-- Data follows --
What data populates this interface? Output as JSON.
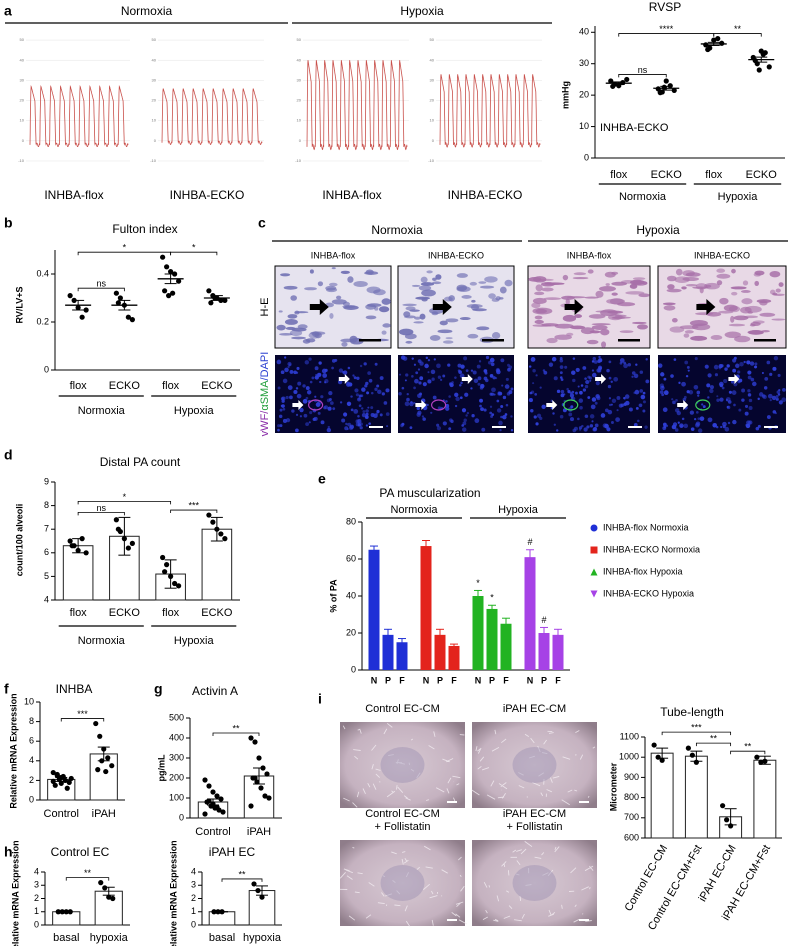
{
  "chart_data": [
    {
      "type": "trace",
      "panel": "a",
      "ylim": [
        -12,
        55
      ],
      "yticks": [
        50,
        40,
        30,
        20,
        10,
        0,
        -10
      ],
      "groups": [
        {
          "title": "Normoxia",
          "traces": [
            {
              "label": "INHBA-flox",
              "peak": 27,
              "trough": -2,
              "cycles": 10
            },
            {
              "label": "INHBA-ECKO",
              "peak": 26,
              "trough": -1,
              "cycles": 10
            }
          ]
        },
        {
          "title": "Hypoxia",
          "traces": [
            {
              "label": "INHBA-flox",
              "peak": 40,
              "trough": -3,
              "cycles": 12
            },
            {
              "label": "INHBA-ECKO",
              "peak": 33,
              "trough": -2,
              "cycles": 12
            }
          ]
        }
      ]
    },
    {
      "type": "dot",
      "title": "RVSP",
      "ylabel": "mmHg",
      "annotation": "INHBA-ECKO",
      "categories": [
        "flox",
        "ECKO",
        "flox",
        "ECKO"
      ],
      "groups": [
        "Normoxia",
        "Hypoxia"
      ],
      "ylim": [
        0,
        42
      ],
      "yticks": [
        0,
        10,
        20,
        30,
        40
      ],
      "color": "#000000",
      "points": [
        [
          24.5,
          23.5,
          23,
          24,
          25,
          22.8
        ],
        [
          22,
          21,
          24.5,
          23,
          21.5,
          20.8,
          22.5
        ],
        [
          36,
          35,
          37.5,
          38,
          36.5,
          34.5
        ],
        [
          32,
          30,
          34,
          33.5,
          29,
          31,
          28,
          33
        ]
      ],
      "means": [
        23.8,
        22.2,
        36.3,
        31.3
      ],
      "errors": [
        0.4,
        0.6,
        0.5,
        0.8
      ],
      "brackets": [
        {
          "from": 0,
          "to": 1,
          "label": "ns"
        },
        {
          "from": 2,
          "to": 3,
          "label": "**"
        },
        {
          "from": 0,
          "to": 2,
          "label": "****"
        }
      ]
    },
    {
      "type": "dot",
      "panel": "b",
      "title": "Fulton index",
      "ylabel": "RV/LV+S",
      "categories": [
        "flox",
        "ECKO",
        "flox",
        "ECKO"
      ],
      "groups": [
        "Normoxia",
        "Hypoxia"
      ],
      "ylim": [
        0,
        0.5
      ],
      "yticks": [
        0,
        0.2,
        0.4
      ],
      "color": "#000000",
      "points": [
        [
          0.31,
          0.29,
          0.26,
          0.22,
          0.25
        ],
        [
          0.32,
          0.3,
          0.27,
          0.22,
          0.21,
          0.28
        ],
        [
          0.47,
          0.43,
          0.41,
          0.4,
          0.37,
          0.33,
          0.31,
          0.32
        ],
        [
          0.33,
          0.31,
          0.3,
          0.29,
          0.29,
          0.28,
          0.3
        ]
      ],
      "means": [
        0.27,
        0.27,
        0.38,
        0.3
      ],
      "errors": [
        0.02,
        0.02,
        0.02,
        0.01
      ],
      "brackets": [
        {
          "from": 0,
          "to": 1,
          "label": "ns"
        },
        {
          "from": 2,
          "to": 3,
          "label": "*"
        },
        {
          "from": 0,
          "to": 2,
          "label": "*"
        }
      ]
    },
    {
      "type": "bar",
      "panel": "d",
      "title": "Distal PA count",
      "ylabel": "count/100 alveoli",
      "categories": [
        "flox",
        "ECKO",
        "flox",
        "ECKO"
      ],
      "groups": [
        "Normoxia",
        "Hypoxia"
      ],
      "ylim": [
        4,
        9
      ],
      "yticks": [
        4,
        5,
        6,
        7,
        8,
        9
      ],
      "color": "#000000",
      "bar_color": "#ffffff",
      "points": [
        [
          6.5,
          6.3,
          6.1,
          6.6,
          6.0,
          6.3
        ],
        [
          7.4,
          6.9,
          6.6,
          6.2,
          6.4,
          7.0
        ],
        [
          5.8,
          5.5,
          5.0,
          4.7,
          4.6,
          5.2
        ],
        [
          7.6,
          7.3,
          7.0,
          6.8,
          6.6
        ]
      ],
      "means": [
        6.3,
        6.7,
        5.1,
        7.0
      ],
      "errors": [
        0.3,
        0.8,
        0.6,
        0.5
      ],
      "brackets": [
        {
          "from": 0,
          "to": 1,
          "label": "ns"
        },
        {
          "from": 2,
          "to": 3,
          "label": "***"
        },
        {
          "from": 0,
          "to": 2,
          "label": "*"
        }
      ]
    },
    {
      "type": "grouped_bar",
      "panel": "e",
      "title": "PA muscularization",
      "ylabel": "% of PA",
      "categories": [
        "N",
        "P",
        "F"
      ],
      "groups": [
        "Normoxia",
        "Hypoxia"
      ],
      "ylim": [
        0,
        80
      ],
      "yticks": [
        0,
        20,
        40,
        60,
        80
      ],
      "series": [
        {
          "name": "INHBA-flox Normoxia",
          "color": "#1f2fd6",
          "marker": "circle",
          "values": [
            65,
            19,
            15
          ],
          "errors": [
            2,
            3,
            2
          ]
        },
        {
          "name": "INHBA-ECKO Normoxia",
          "color": "#e3241c",
          "marker": "square",
          "values": [
            67,
            19,
            13
          ],
          "errors": [
            3,
            3,
            1
          ]
        },
        {
          "name": "INHBA-flox Hypoxia",
          "color": "#22b322",
          "marker": "triangle",
          "values": [
            40,
            33,
            25
          ],
          "errors": [
            3,
            2,
            3
          ]
        },
        {
          "name": "INHBA-ECKO Hypoxia",
          "color": "#a642e6",
          "marker": "triangle-down",
          "values": [
            61,
            20,
            19
          ],
          "errors": [
            4,
            3,
            3
          ]
        }
      ],
      "annotations": [
        {
          "series": 2,
          "index": 0,
          "label": "*"
        },
        {
          "series": 2,
          "index": 1,
          "label": "*"
        },
        {
          "series": 3,
          "index": 0,
          "label": "#"
        },
        {
          "series": 3,
          "index": 1,
          "label": "#"
        }
      ]
    },
    {
      "type": "bar",
      "panel": "f",
      "title": "INHBA",
      "ylabel": "Relative mRNA Expression",
      "categories": [
        "Control",
        "iPAH"
      ],
      "ylim": [
        0,
        10
      ],
      "yticks": [
        0,
        2,
        4,
        6,
        8,
        10
      ],
      "color": "#000000",
      "bar_color": "#ffffff",
      "points": [
        [
          2.8,
          2.5,
          2.3,
          2.0,
          1.8,
          1.5,
          2.1,
          2.4,
          1.2,
          2.2,
          1.9,
          2.6,
          1.7
        ],
        [
          7.8,
          6.5,
          5.2,
          4.3,
          3.5,
          3.1,
          4.0,
          2.9
        ]
      ],
      "means": [
        2.1,
        4.7
      ],
      "errors": [
        0.2,
        0.7
      ],
      "brackets": [
        {
          "from": 0,
          "to": 1,
          "label": "***"
        }
      ]
    },
    {
      "type": "bar",
      "panel": "g",
      "title": "Activin A",
      "ylabel": "pg/mL",
      "categories": [
        "Control",
        "iPAH"
      ],
      "ylim": [
        0,
        500
      ],
      "yticks": [
        0,
        100,
        200,
        300,
        400,
        500
      ],
      "color": "#000000",
      "bar_color": "#ffffff",
      "points": [
        [
          190,
          160,
          130,
          110,
          95,
          80,
          60,
          50,
          40,
          30,
          20,
          85,
          70,
          55
        ],
        [
          400,
          380,
          300,
          250,
          220,
          200,
          180,
          150,
          110,
          100,
          60,
          200
        ]
      ],
      "means": [
        80,
        210
      ],
      "errors": [
        15,
        40
      ],
      "brackets": [
        {
          "from": 0,
          "to": 1,
          "label": "**"
        }
      ]
    },
    {
      "type": "bar",
      "panel": "h",
      "title": "Control EC",
      "ylabel": "Relative mRNA Expression",
      "categories": [
        "basal",
        "hypoxia"
      ],
      "ylim": [
        0,
        4
      ],
      "yticks": [
        0,
        1,
        2,
        3,
        4
      ],
      "color": "#000000",
      "bar_color": "#ffffff",
      "points": [
        [
          1,
          1,
          1,
          1
        ],
        [
          3.2,
          2.8,
          2.1,
          2.0
        ]
      ],
      "means": [
        1,
        2.55
      ],
      "errors": [
        0,
        0.3
      ],
      "brackets": [
        {
          "from": 0,
          "to": 1,
          "label": "**"
        }
      ]
    },
    {
      "type": "bar",
      "title": "iPAH EC",
      "ylabel": "Relative mRNA Expression",
      "categories": [
        "basal",
        "hypoxia"
      ],
      "ylim": [
        0,
        4
      ],
      "yticks": [
        0,
        1,
        2,
        3,
        4
      ],
      "color": "#000000",
      "bar_color": "#ffffff",
      "points": [
        [
          1,
          1,
          1
        ],
        [
          3.1,
          2.6,
          2.1
        ]
      ],
      "means": [
        1,
        2.6
      ],
      "errors": [
        0,
        0.35
      ],
      "brackets": [
        {
          "from": 0,
          "to": 1,
          "label": "**"
        }
      ]
    },
    {
      "type": "bar",
      "title": "Tube-length",
      "ylabel": "Micrometer",
      "categories": [
        "Control EC-CM",
        "Control EC-CM+Fst",
        "iPAH EC-CM",
        "iPAH EC-CM+Fst"
      ],
      "ylim": [
        600,
        1100
      ],
      "yticks": [
        600,
        700,
        800,
        900,
        1000,
        1100
      ],
      "color": "#000000",
      "bar_color": "#ffffff",
      "points": [
        [
          1060,
          1000,
          985
        ],
        [
          1045,
          1010,
          975
        ],
        [
          760,
          690,
          660
        ],
        [
          1000,
          975,
          980
        ]
      ],
      "means": [
        1020,
        1005,
        705,
        985
      ],
      "errors": [
        25,
        25,
        40,
        20
      ],
      "brackets": [
        {
          "from": 1,
          "to": 2,
          "label": "**"
        },
        {
          "from": 2,
          "to": 3,
          "label": "**"
        },
        {
          "from": 0,
          "to": 2,
          "label": "***"
        }
      ]
    }
  ],
  "image_panels": [
    {
      "panel": "c",
      "groups": [
        {
          "title": "Normoxia",
          "columns": [
            "INHBA-flox",
            "INHBA-ECKO"
          ]
        },
        {
          "title": "Hypoxia",
          "columns": [
            "INHBA-flox",
            "INHBA-ECKO"
          ]
        }
      ],
      "rows": [
        {
          "parts": [
            "H-E"
          ],
          "colors": [
            "#000000"
          ]
        },
        {
          "parts": [
            "vWF/",
            "αSMA",
            "/DAPI"
          ],
          "colors": [
            "#8a2da8",
            "#1f9e3a",
            "#2a3fd0"
          ]
        }
      ]
    },
    {
      "panel": "i",
      "labels": [
        [
          "Control EC-CM"
        ],
        [
          "iPAH EC-CM"
        ],
        [
          "Control EC-CM",
          "+ Follistatin"
        ],
        [
          "iPAH EC-CM",
          "+ Follistatin"
        ]
      ]
    }
  ]
}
-- Data concluded --
Search the records for the word "count" and return every line that holds it.

      "title": "Distal PA count",
      "ylabel": "count/100 alveoli",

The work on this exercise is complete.